*Aim of the task*. Within the data that follows, how many lines carry the string "name"? Give the number alone.

Source data:
● ● ●

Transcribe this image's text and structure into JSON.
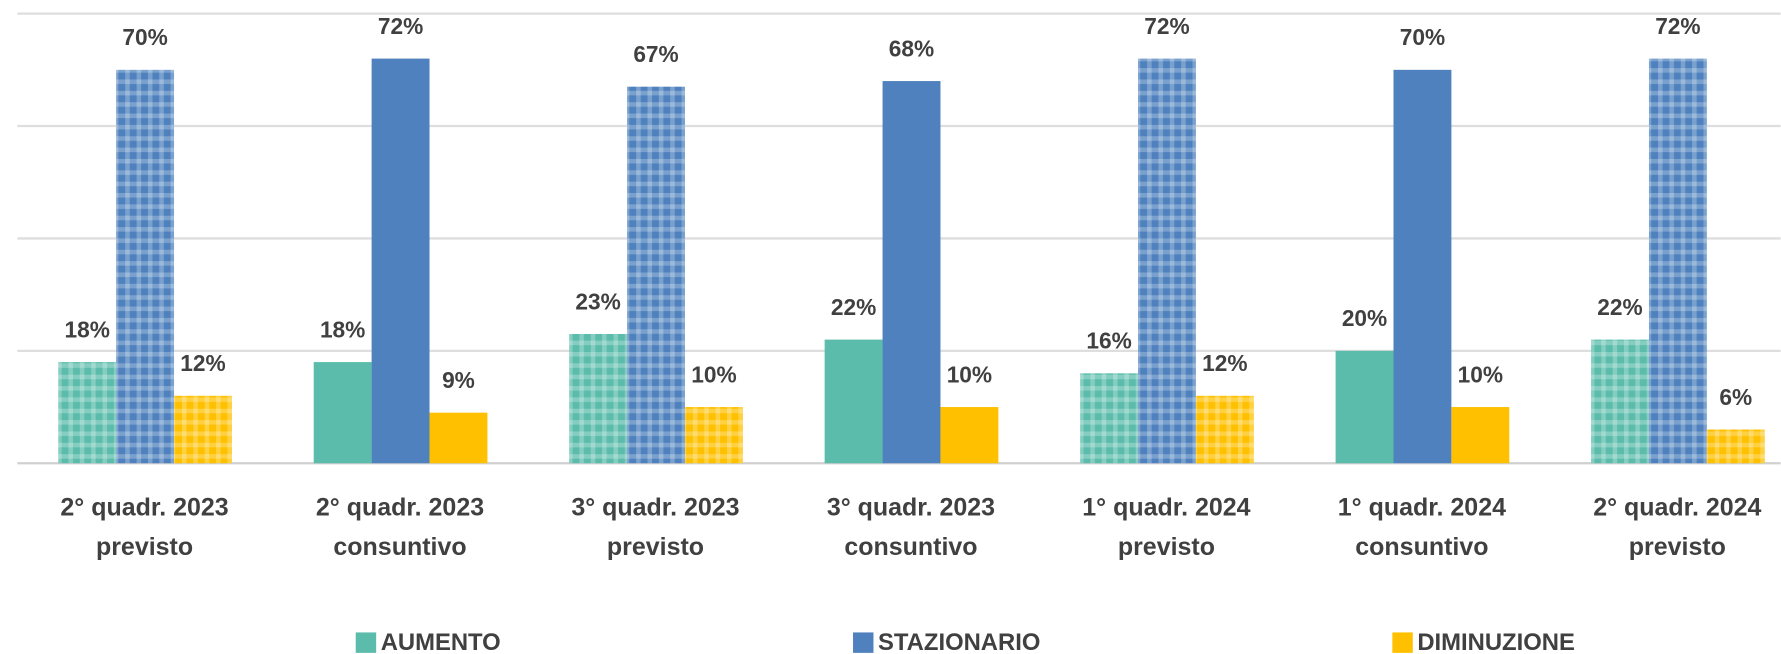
{
  "chart_data": {
    "type": "bar",
    "categories": [
      [
        "2° quadr. 2023",
        "previsto"
      ],
      [
        "2° quadr. 2023",
        "consuntivo"
      ],
      [
        "3° quadr. 2023",
        "previsto"
      ],
      [
        "3° quadr. 2023",
        "consuntivo"
      ],
      [
        "1° quadr. 2024",
        "previsto"
      ],
      [
        "1° quadr. 2024",
        "consuntivo"
      ],
      [
        "2° quadr. 2024",
        "previsto"
      ]
    ],
    "patterned": [
      true,
      false,
      true,
      false,
      true,
      false,
      true
    ],
    "series": [
      {
        "name": "AUMENTO",
        "color": "#5bbcab",
        "values": [
          18,
          18,
          23,
          22,
          16,
          20,
          22
        ],
        "value_labels": [
          "18%",
          "18%",
          "23%",
          "22%",
          "16%",
          "20%",
          "22%"
        ]
      },
      {
        "name": "STAZIONARIO",
        "color": "#4e81bd",
        "values": [
          70,
          72,
          67,
          68,
          72,
          70,
          72
        ],
        "value_labels": [
          "70%",
          "72%",
          "67%",
          "68%",
          "72%",
          "70%",
          "72%"
        ]
      },
      {
        "name": "DIMINUZIONE",
        "color": "#ffc000",
        "values": [
          12,
          9,
          10,
          10,
          12,
          10,
          6
        ],
        "value_labels": [
          "12%",
          "9%",
          "10%",
          "10%",
          "12%",
          "10%",
          "6%"
        ]
      }
    ],
    "ylim": [
      0,
      80
    ],
    "yticks": [
      0,
      20,
      40,
      60,
      80
    ],
    "grid": true
  }
}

● ● ●

*Task answer*. 3